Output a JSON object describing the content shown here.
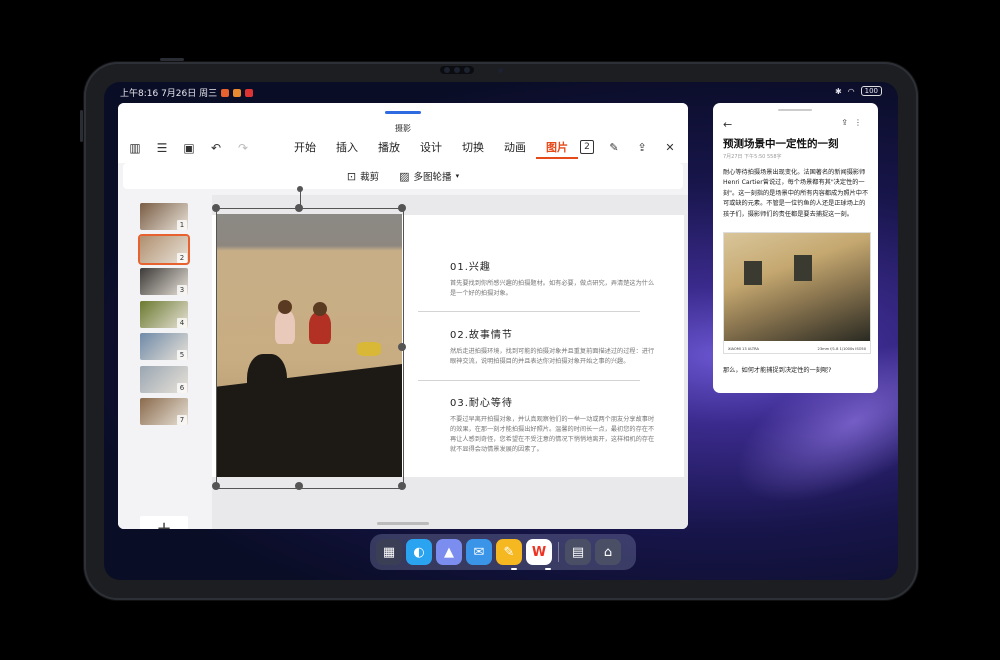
{
  "status_bar": {
    "time_date": "上午8:16 7月26日 周三",
    "battery": "100"
  },
  "main_window": {
    "title": "摄影",
    "menu": [
      "开始",
      "插入",
      "播放",
      "设计",
      "切换",
      "动画",
      "图片"
    ],
    "active_menu": "图片",
    "page_count_badge": "2",
    "subtoolbar": {
      "crop": "裁剪",
      "multi_carousel": "多图轮播"
    },
    "slides": [
      {
        "n": "1",
        "color": "#7a5d45"
      },
      {
        "n": "2",
        "color": "#b09070"
      },
      {
        "n": "3",
        "color": "#3c3a38"
      },
      {
        "n": "4",
        "color": "#6b7a2f"
      },
      {
        "n": "5",
        "color": "#6f8aa8"
      },
      {
        "n": "6",
        "color": "#9aa6b2"
      },
      {
        "n": "7",
        "color": "#8a6a4c"
      }
    ],
    "add_slide": "+",
    "sections": [
      {
        "title": "01.兴趣",
        "text": "首先要找到你所感兴趣的拍摄题材。如有必要，做点研究，弄清楚这为什么是一个好的拍摄对象。"
      },
      {
        "title": "02.故事情节",
        "text": "然后走进拍摄环境，找到可能的拍摄对象并且重复前面描述过的过程：进行眼神交流，说明拍摄目的并且表达你对拍摄对象开始之事的兴趣。"
      },
      {
        "title": "03.耐心等待",
        "text": "不要过早离开拍摄对象，并认真观察他们的一举一动或两个朋友分享故事时的效果，在那一刻才能拍摄出好照片。温馨的时间长一点，最初您的存在不再让人感到奇怪，您希望在不受注意的情况下悄悄地离开，这样相机的存在就不显得会动情景发展的因素了。"
      }
    ]
  },
  "side_window": {
    "title": "预测场景中一定性的一刻",
    "meta": "7月27日 下午5:50    558字",
    "body": "耐心等待拍摄场景出现变化。法国著名的新闻摄影师Henri Cartier曾说过，每个场景都有其\"决定性的一刻\"。这一刻指的是场景中的所有内容都成为照片中不可或缺的元素。不管是一位钓鱼的人还是正球场上的孩子们，摄影师们的责任都是要去捕捉这一刻。",
    "caption_left": "XIAOMI 13 ULTRA",
    "caption_right": "23mm f/1.8 1/1000s ISO50",
    "question": "那么，如何才能捕捉到决定性的一刻呢?"
  },
  "dock": {
    "apps": [
      {
        "name": "app-grid",
        "glyph": "▦",
        "color": "#3b3f55"
      },
      {
        "name": "browser",
        "glyph": "◐",
        "color": "#2aa3f0"
      },
      {
        "name": "gallery",
        "glyph": "▲",
        "color": "#7b8ef0"
      },
      {
        "name": "mail",
        "glyph": "✉",
        "color": "#3a95e8"
      },
      {
        "name": "notes",
        "glyph": "✎",
        "color": "#f6b821"
      },
      {
        "name": "wps-office",
        "glyph": "W",
        "color": "#ffffff"
      },
      {
        "name": "multi-window",
        "glyph": "▤",
        "color": "#4a4f66"
      },
      {
        "name": "home",
        "glyph": "⌂",
        "color": "#4a4f66"
      }
    ]
  }
}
☆ ☆ ☆ ☆ ☆
Work to do.
Copy the whole of the material above exactly, but not its images.

Written response.
Output a JSON object describing the content shown here.
{
  "status_bar": {
    "time_date": "上午8:16 7月26日 周三",
    "battery": "100"
  },
  "main_window": {
    "title": "摄影",
    "menu": [
      "开始",
      "插入",
      "播放",
      "设计",
      "切换",
      "动画",
      "图片"
    ],
    "active_menu": "图片",
    "page_count_badge": "2",
    "subtoolbar": {
      "crop": "裁剪",
      "multi_carousel": "多图轮播"
    },
    "slides": [
      {
        "n": "1",
        "color": "#7a5d45"
      },
      {
        "n": "2",
        "color": "#b09070"
      },
      {
        "n": "3",
        "color": "#3c3a38"
      },
      {
        "n": "4",
        "color": "#6b7a2f"
      },
      {
        "n": "5",
        "color": "#6f8aa8"
      },
      {
        "n": "6",
        "color": "#9aa6b2"
      },
      {
        "n": "7",
        "color": "#8a6a4c"
      }
    ],
    "add_slide": "+",
    "sections": [
      {
        "title": "01.兴趣",
        "text": "首先要找到你所感兴趣的拍摄题材。如有必要，做点研究，弄清楚这为什么是一个好的拍摄对象。"
      },
      {
        "title": "02.故事情节",
        "text": "然后走进拍摄环境，找到可能的拍摄对象并且重复前面描述过的过程：进行眼神交流，说明拍摄目的并且表达你对拍摄对象开始之事的兴趣。"
      },
      {
        "title": "03.耐心等待",
        "text": "不要过早离开拍摄对象，并认真观察他们的一举一动或两个朋友分享故事时的效果，在那一刻才能拍摄出好照片。温馨的时间长一点，最初您的存在不再让人感到奇怪，您希望在不受注意的情况下悄悄地离开，这样相机的存在就不显得会动情景发展的因素了。"
      }
    ]
  },
  "side_window": {
    "title": "预测场景中一定性的一刻",
    "meta": "7月27日 下午5:50    558字",
    "body": "耐心等待拍摄场景出现变化。法国著名的新闻摄影师Henri Cartier曾说过，每个场景都有其\"决定性的一刻\"。这一刻指的是场景中的所有内容都成为照片中不可或缺的元素。不管是一位钓鱼的人还是正球场上的孩子们，摄影师们的责任都是要去捕捉这一刻。",
    "caption_left": "XIAOMI 13 ULTRA",
    "caption_right": "23mm f/1.8 1/1000s ISO50",
    "question": "那么，如何才能捕捉到决定性的一刻呢?"
  },
  "dock": {
    "apps": [
      {
        "name": "app-grid",
        "glyph": "▦",
        "color": "#3b3f55"
      },
      {
        "name": "browser",
        "glyph": "◐",
        "color": "#2aa3f0"
      },
      {
        "name": "gallery",
        "glyph": "▲",
        "color": "#7b8ef0"
      },
      {
        "name": "mail",
        "glyph": "✉",
        "color": "#3a95e8"
      },
      {
        "name": "notes",
        "glyph": "✎",
        "color": "#f6b821"
      },
      {
        "name": "wps-office",
        "glyph": "W",
        "color": "#ffffff"
      },
      {
        "name": "multi-window",
        "glyph": "▤",
        "color": "#4a4f66"
      },
      {
        "name": "home",
        "glyph": "⌂",
        "color": "#4a4f66"
      }
    ]
  }
}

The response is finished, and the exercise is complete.